Begin Task data

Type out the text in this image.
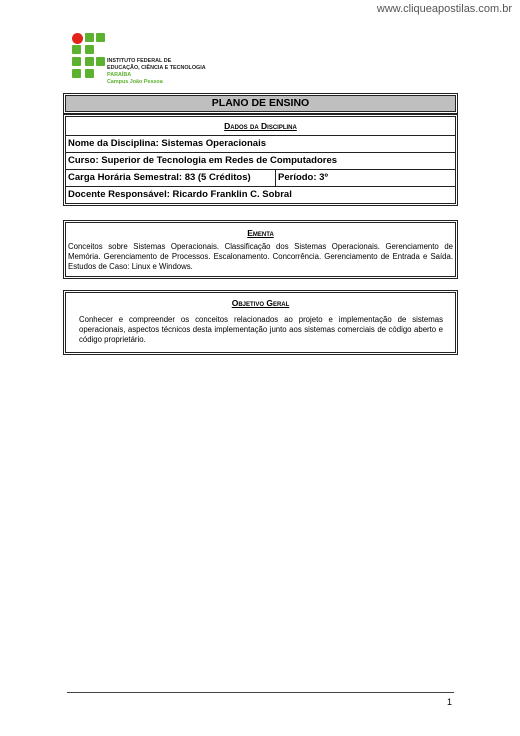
www.cliqueapostilas.com.br
INSTITUTO FEDERAL DE
EDUCAÇÃO, CIÊNCIA E TECNOLOGIA
PARAÍBA
Campus João Pessoa
PLANO DE ENSINO
Dados da Disciplina
Nome da Disciplina: Sistemas Operacionais
Curso: Superior de Tecnologia em Redes de Computadores
Carga Horária Semestral: 83 (5 Créditos)	Período: 3º
Docente Responsável: Ricardo Franklin C. Sobral
Ementa
Conceitos sobre Sistemas Operacionais. Classificação dos Sistemas Operacionais. Gerenciamento de Memória. Gerenciamento de Processos. Escalonamento. Concorrência. Gerenciamento de Entrada e Saída. Estudos de Caso: Linux e Windows.
Objetivo Geral
Conhecer e compreender os conceitos relacionados ao projeto e implementação de sistemas operacionais, aspectos técnicos desta implementação junto aos sistemas comerciais de código aberto e código proprietário.
1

End Task data

Pull out each line of the entries that contains "Disciplina".

#### Result of the task
Dados da Disciplina
Nome da Disciplina: Sistemas Operacionais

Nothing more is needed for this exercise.